**Required work:**
Pull every line that holds the word "những" from the entries.

== Material for the task

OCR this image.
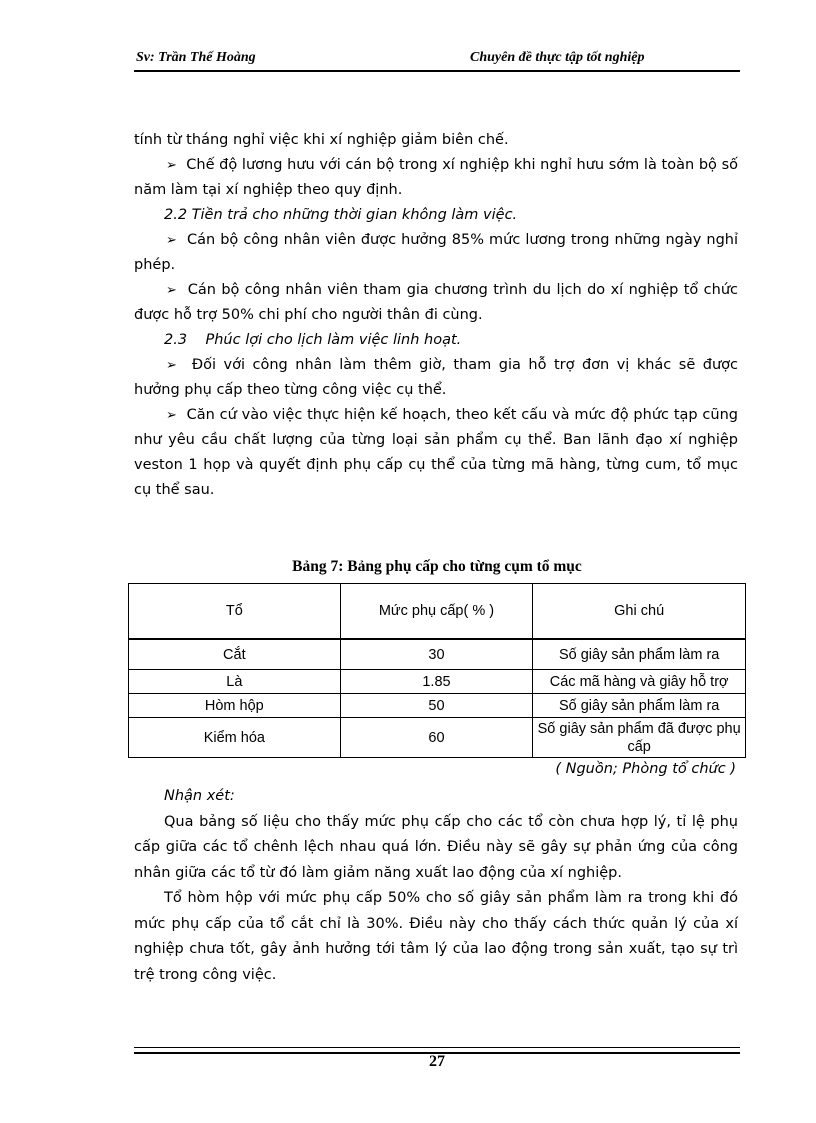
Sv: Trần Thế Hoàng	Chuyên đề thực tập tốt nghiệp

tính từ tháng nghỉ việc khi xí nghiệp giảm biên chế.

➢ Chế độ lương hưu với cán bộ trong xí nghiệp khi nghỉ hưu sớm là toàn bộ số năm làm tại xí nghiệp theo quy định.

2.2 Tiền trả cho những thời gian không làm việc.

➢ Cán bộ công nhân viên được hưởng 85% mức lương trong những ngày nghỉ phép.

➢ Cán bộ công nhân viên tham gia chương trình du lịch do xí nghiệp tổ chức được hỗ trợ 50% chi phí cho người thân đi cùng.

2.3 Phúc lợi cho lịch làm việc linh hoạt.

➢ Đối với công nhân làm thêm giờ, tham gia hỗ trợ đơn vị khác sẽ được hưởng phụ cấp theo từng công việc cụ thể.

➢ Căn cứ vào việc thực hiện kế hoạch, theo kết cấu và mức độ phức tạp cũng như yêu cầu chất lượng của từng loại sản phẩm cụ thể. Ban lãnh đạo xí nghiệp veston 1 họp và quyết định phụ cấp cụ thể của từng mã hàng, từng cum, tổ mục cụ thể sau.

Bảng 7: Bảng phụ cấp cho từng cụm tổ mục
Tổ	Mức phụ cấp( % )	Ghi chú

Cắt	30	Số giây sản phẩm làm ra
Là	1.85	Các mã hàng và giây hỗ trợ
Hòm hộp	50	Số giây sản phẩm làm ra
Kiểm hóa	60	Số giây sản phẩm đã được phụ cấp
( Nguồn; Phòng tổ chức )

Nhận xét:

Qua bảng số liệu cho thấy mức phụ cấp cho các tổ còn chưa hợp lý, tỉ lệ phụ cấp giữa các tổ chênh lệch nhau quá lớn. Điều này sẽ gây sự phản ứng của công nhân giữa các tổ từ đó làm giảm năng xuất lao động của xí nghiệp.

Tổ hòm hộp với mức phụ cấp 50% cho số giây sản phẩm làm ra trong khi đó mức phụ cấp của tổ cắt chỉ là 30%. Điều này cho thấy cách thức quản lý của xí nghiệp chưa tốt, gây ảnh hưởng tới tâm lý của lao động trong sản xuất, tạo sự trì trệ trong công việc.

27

====

**The solution:**
2.2 Tiền trả cho những thời gian không làm việc.
➢ Cán bộ công nhân viên được hưởng 85% mức lương trong những ngày nghỉ phép.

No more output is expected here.